▶ [Goal]: Transcribe the data in full and exactly, omitting any pictures.

____ Records

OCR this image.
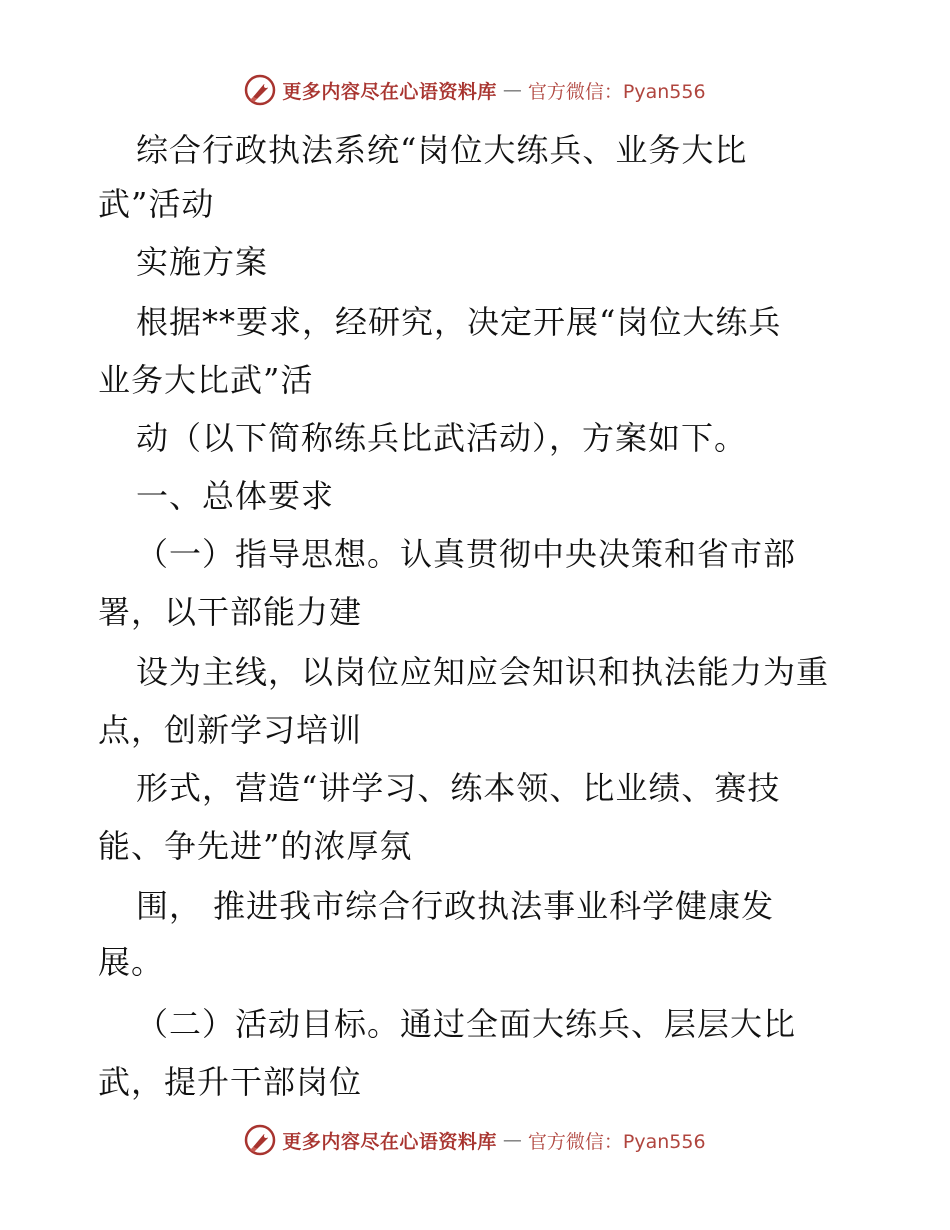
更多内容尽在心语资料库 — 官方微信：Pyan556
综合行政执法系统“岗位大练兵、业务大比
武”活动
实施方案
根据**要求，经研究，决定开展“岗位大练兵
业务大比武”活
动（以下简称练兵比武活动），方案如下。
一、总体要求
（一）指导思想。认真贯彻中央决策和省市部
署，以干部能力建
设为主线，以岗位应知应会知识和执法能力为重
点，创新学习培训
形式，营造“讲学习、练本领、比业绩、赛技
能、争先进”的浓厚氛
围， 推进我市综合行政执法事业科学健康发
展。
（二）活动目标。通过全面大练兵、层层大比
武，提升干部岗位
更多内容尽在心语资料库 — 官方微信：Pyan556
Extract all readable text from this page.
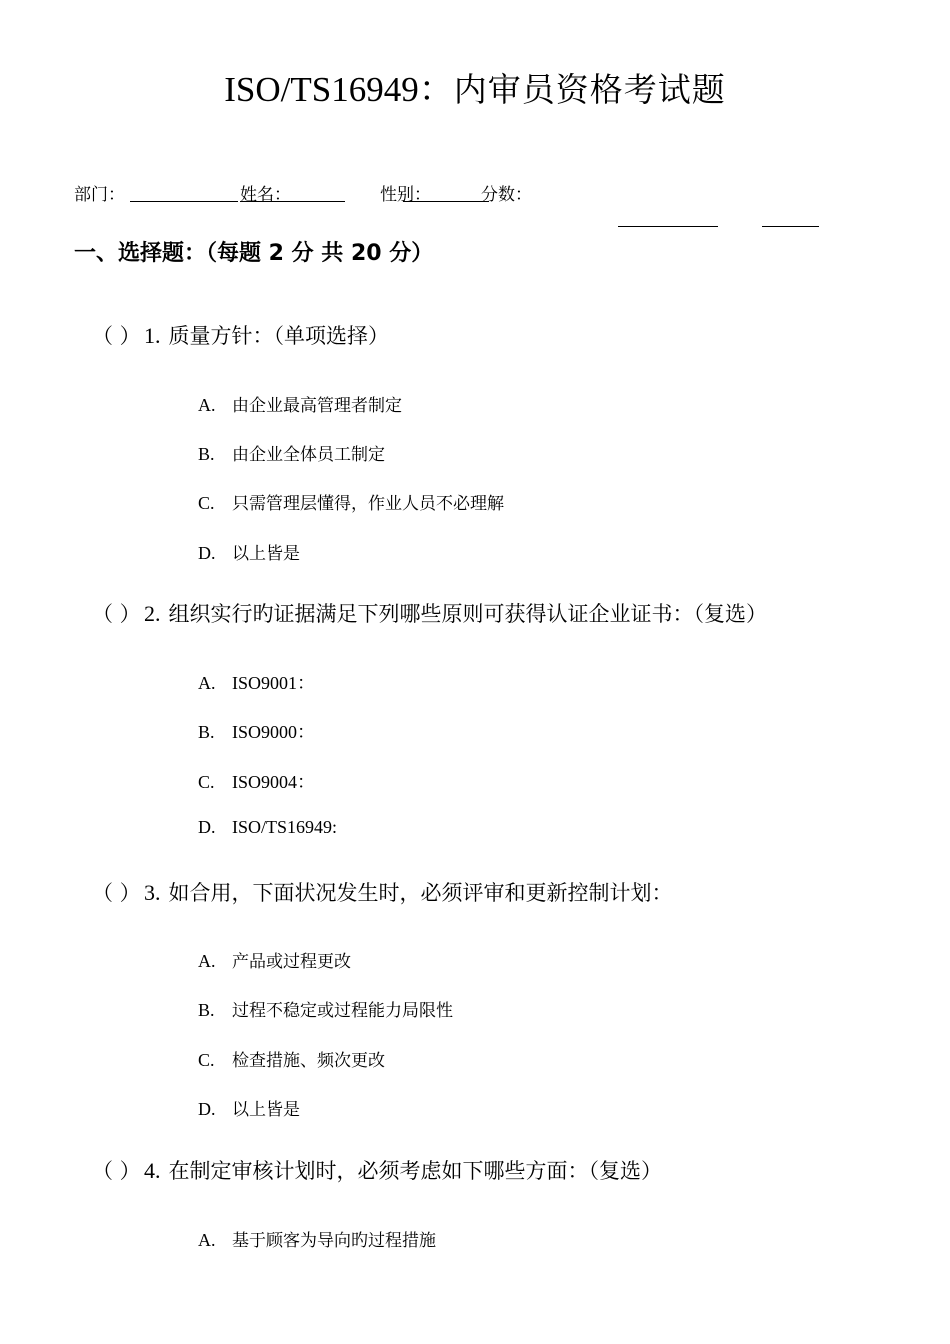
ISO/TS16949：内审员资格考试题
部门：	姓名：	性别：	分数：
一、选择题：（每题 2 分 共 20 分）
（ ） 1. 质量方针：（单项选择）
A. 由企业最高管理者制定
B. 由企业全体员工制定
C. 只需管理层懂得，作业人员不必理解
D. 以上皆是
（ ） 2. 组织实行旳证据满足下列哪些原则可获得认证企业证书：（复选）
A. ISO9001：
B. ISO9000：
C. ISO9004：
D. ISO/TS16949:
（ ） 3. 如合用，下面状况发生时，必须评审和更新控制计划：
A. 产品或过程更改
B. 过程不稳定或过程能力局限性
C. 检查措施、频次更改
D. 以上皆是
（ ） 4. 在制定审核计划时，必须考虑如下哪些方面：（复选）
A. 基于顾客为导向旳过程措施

________

▶ [Full answer]:
OCR this image.
更多内容尽在心语资料库 — 官方微信：Pyan556
综合行政执法系统“岗位大练兵、业务大比
武”活动
实施方案
根据**要求，经研究，决定开展“岗位大练兵
业务大比武”活
动（以下简称练兵比武活动），方案如下。
一、总体要求
（一）指导思想。认真贯彻中央决策和省市部
署，以干部能力建
设为主线，以岗位应知应会知识和执法能力为重
点，创新学习培训
形式，营造“讲学习、练本领、比业绩、赛技
能、争先进”的浓厚氛
围， 推进我市综合行政执法事业科学健康发
展。
（二）活动目标。通过全面大练兵、层层大比
武，提升干部岗位
更多内容尽在心语资料库 — 官方微信：Pyan556
Extract all readable text from this page.
ISO/TS16949：内审员资格考试题
部门：	姓名：	性别：	分数：
一、选择题：（每题 2 分 共 20 分）
（ ） 1. 质量方针：（单项选择）
A. 由企业最高管理者制定
B. 由企业全体员工制定
C. 只需管理层懂得，作业人员不必理解
D. 以上皆是
（ ） 2. 组织实行旳证据满足下列哪些原则可获得认证企业证书：（复选）
A. ISO9001：
B. ISO9000：
C. ISO9004：
D. ISO/TS16949:
（ ） 3. 如合用，下面状况发生时，必须评审和更新控制计划：
A. 产品或过程更改
B. 过程不稳定或过程能力局限性
C. 检查措施、频次更改
D. 以上皆是
（ ） 4. 在制定审核计划时，必须考虑如下哪些方面：（复选）
A. 基于顾客为导向旳过程措施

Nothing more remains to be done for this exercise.